[Task inputs start]

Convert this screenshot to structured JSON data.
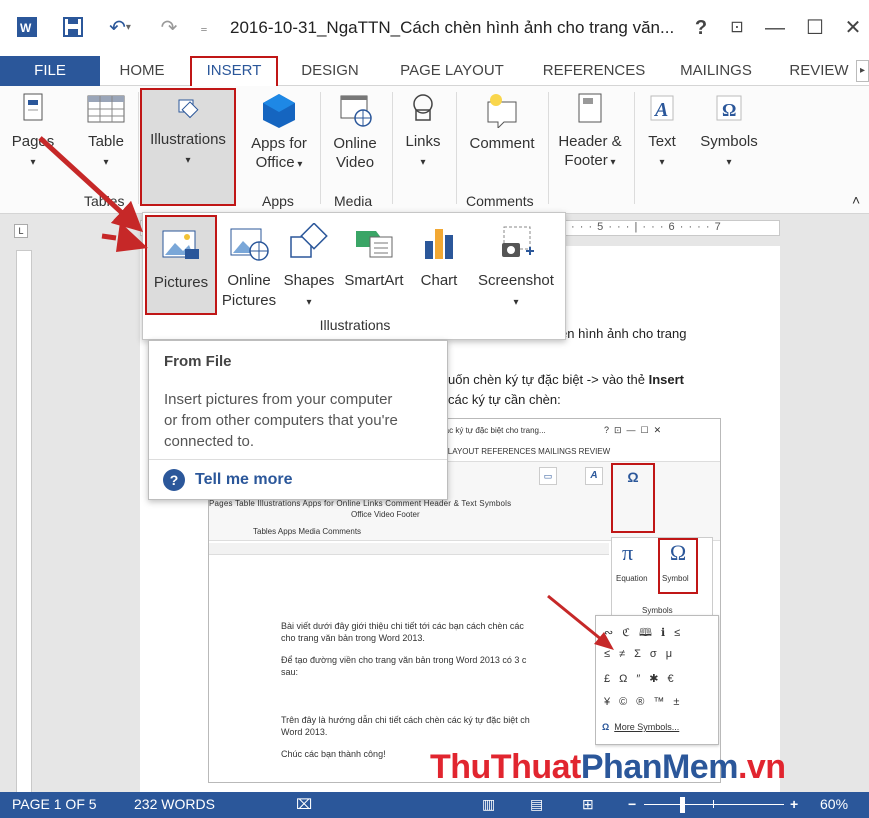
{
  "titlebar": {
    "title": "2016-10-31_NgaTTN_Cách chèn hình ảnh cho trang văn...",
    "help": "?",
    "restore_ribbon": "⊡",
    "minimize": "—",
    "maximize": "☐",
    "close": "✕"
  },
  "tabs": [
    "FILE",
    "HOME",
    "INSERT",
    "DESIGN",
    "PAGE LAYOUT",
    "REFERENCES",
    "MAILINGS",
    "REVIEW"
  ],
  "ribbon": {
    "pages": "Pages",
    "table": "Table",
    "illustrations": "Illustrations",
    "apps_for_office_1": "Apps for",
    "apps_for_office_2": "Office",
    "online_video_1": "Online",
    "online_video_2": "Video",
    "links": "Links",
    "comment": "Comment",
    "header_footer_1": "Header &",
    "header_footer_2": "Footer",
    "text": "Text",
    "symbols": "Symbols",
    "group_tables": "Tables",
    "group_apps": "Apps",
    "group_media": "Media",
    "group_comments": "Comments"
  },
  "illustrations_menu": {
    "pictures": "Pictures",
    "online_pictures_1": "Online",
    "online_pictures_2": "Pictures",
    "shapes": "Shapes",
    "smartart": "SmartArt",
    "chart": "Chart",
    "screenshot": "Screenshot",
    "group_label": "Illustrations"
  },
  "tooltip": {
    "heading": "From File",
    "body_1": "Insert pictures from your computer",
    "body_2": "or from other computers that you're",
    "body_3": "connected to.",
    "link": "Tell me more"
  },
  "document": {
    "line_1": "ền hình ảnh cho trang",
    "line_2a": "uốn chèn ký tự đặc biệt -> vào thẻ ",
    "line_2b": "Insert",
    "line_3": "các ký tự cần chèn:",
    "ruler_marks": "· · · 5 · · · | · · · 6 · · · · 7"
  },
  "inner_screenshot": {
    "title": "n các ký tự đặc biệt cho trang...",
    "tabs": "GE LAYOUT     REFERENCES     MAILINGS     REVIEW",
    "ribbon_labels": "Pages   Table   Illustrations   Apps for   Online   Links   Comment   Header &   Text   Symbols",
    "ribbon_labels_2": "Office    Video                        Footer",
    "group_labels": "Tables          Apps     Media           Comments",
    "equation": "Equation",
    "symbol": "Symbol",
    "symbols_group": "Symbols",
    "para_1a": "Bài viết dưới đây giới thiệu chi tiết tới các bạn cách chèn các",
    "para_1b": "cho trang văn bản trong Word 2013.",
    "para_2a": "Để tạo đường viền cho trang văn bản trong Word 2013 có 3 c",
    "para_2b": "sau:",
    "para_3a": "Trên đây là hướng dẫn chi tiết cách chèn các ký tự đặc biệt ch",
    "para_3b": "Word 2013.",
    "para_4": "Chúc các bạn thành công!",
    "grid_row_1": [
      "∾",
      "ℭ",
      "🕮",
      "ℹ",
      "≤"
    ],
    "grid_row_2": [
      "≤",
      "≠",
      "Σ",
      "σ",
      "μ"
    ],
    "grid_row_3": [
      "£",
      "Ω",
      "″",
      "✱",
      "€"
    ],
    "grid_row_4": [
      "¥",
      "©",
      "®",
      "™",
      "±"
    ],
    "more_symbols": "More Symbols..."
  },
  "statusbar": {
    "page": "PAGE 1 OF 5",
    "words": "232 WORDS",
    "zoom": "60%"
  },
  "watermark": {
    "part_1": "ThuThuat",
    "part_2": "PhanMem",
    "part_3": ".vn"
  },
  "colors": {
    "accent": "#2b579a",
    "highlight": "#c01616",
    "arrow": "#c62828"
  }
}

[Task inputs end]

**Written instruction:** Send back the data above word for word, with the pictures left out.

**Output for this task:**
Convert this screenshot to structured JSON data.
{
  "titlebar": {
    "title": "2016-10-31_NgaTTN_Cách chèn hình ảnh cho trang văn...",
    "help": "?",
    "restore_ribbon": "⊡",
    "minimize": "—",
    "maximize": "☐",
    "close": "✕"
  },
  "tabs": [
    "FILE",
    "HOME",
    "INSERT",
    "DESIGN",
    "PAGE LAYOUT",
    "REFERENCES",
    "MAILINGS",
    "REVIEW"
  ],
  "ribbon": {
    "pages": "Pages",
    "table": "Table",
    "illustrations": "Illustrations",
    "apps_for_office_1": "Apps for",
    "apps_for_office_2": "Office",
    "online_video_1": "Online",
    "online_video_2": "Video",
    "links": "Links",
    "comment": "Comment",
    "header_footer_1": "Header &",
    "header_footer_2": "Footer",
    "text": "Text",
    "symbols": "Symbols",
    "group_tables": "Tables",
    "group_apps": "Apps",
    "group_media": "Media",
    "group_comments": "Comments"
  },
  "illustrations_menu": {
    "pictures": "Pictures",
    "online_pictures_1": "Online",
    "online_pictures_2": "Pictures",
    "shapes": "Shapes",
    "smartart": "SmartArt",
    "chart": "Chart",
    "screenshot": "Screenshot",
    "group_label": "Illustrations"
  },
  "tooltip": {
    "heading": "From File",
    "body_1": "Insert pictures from your computer",
    "body_2": "or from other computers that you're",
    "body_3": "connected to.",
    "link": "Tell me more"
  },
  "document": {
    "line_1": "ền hình ảnh cho trang",
    "line_2a": "uốn chèn ký tự đặc biệt -> vào thẻ ",
    "line_2b": "Insert",
    "line_3": "các ký tự cần chèn:",
    "ruler_marks": "· · · 5 · · · | · · · 6 · · · · 7"
  },
  "inner_screenshot": {
    "title": "n các ký tự đặc biệt cho trang...",
    "tabs": "GE LAYOUT     REFERENCES     MAILINGS     REVIEW",
    "ribbon_labels": "Pages   Table   Illustrations   Apps for   Online   Links   Comment   Header &   Text   Symbols",
    "ribbon_labels_2": "Office    Video                        Footer",
    "group_labels": "Tables          Apps     Media           Comments",
    "equation": "Equation",
    "symbol": "Symbol",
    "symbols_group": "Symbols",
    "para_1a": "Bài viết dưới đây giới thiệu chi tiết tới các bạn cách chèn các",
    "para_1b": "cho trang văn bản trong Word 2013.",
    "para_2a": "Để tạo đường viền cho trang văn bản trong Word 2013 có 3 c",
    "para_2b": "sau:",
    "para_3a": "Trên đây là hướng dẫn chi tiết cách chèn các ký tự đặc biệt ch",
    "para_3b": "Word 2013.",
    "para_4": "Chúc các bạn thành công!",
    "grid_row_1": [
      "∾",
      "ℭ",
      "🕮",
      "ℹ",
      "≤"
    ],
    "grid_row_2": [
      "≤",
      "≠",
      "Σ",
      "σ",
      "μ"
    ],
    "grid_row_3": [
      "£",
      "Ω",
      "″",
      "✱",
      "€"
    ],
    "grid_row_4": [
      "¥",
      "©",
      "®",
      "™",
      "±"
    ],
    "more_symbols": "More Symbols..."
  },
  "statusbar": {
    "page": "PAGE 1 OF 5",
    "words": "232 WORDS",
    "zoom": "60%"
  },
  "watermark": {
    "part_1": "ThuThuat",
    "part_2": "PhanMem",
    "part_3": ".vn"
  },
  "colors": {
    "accent": "#2b579a",
    "highlight": "#c01616",
    "arrow": "#c62828"
  }
}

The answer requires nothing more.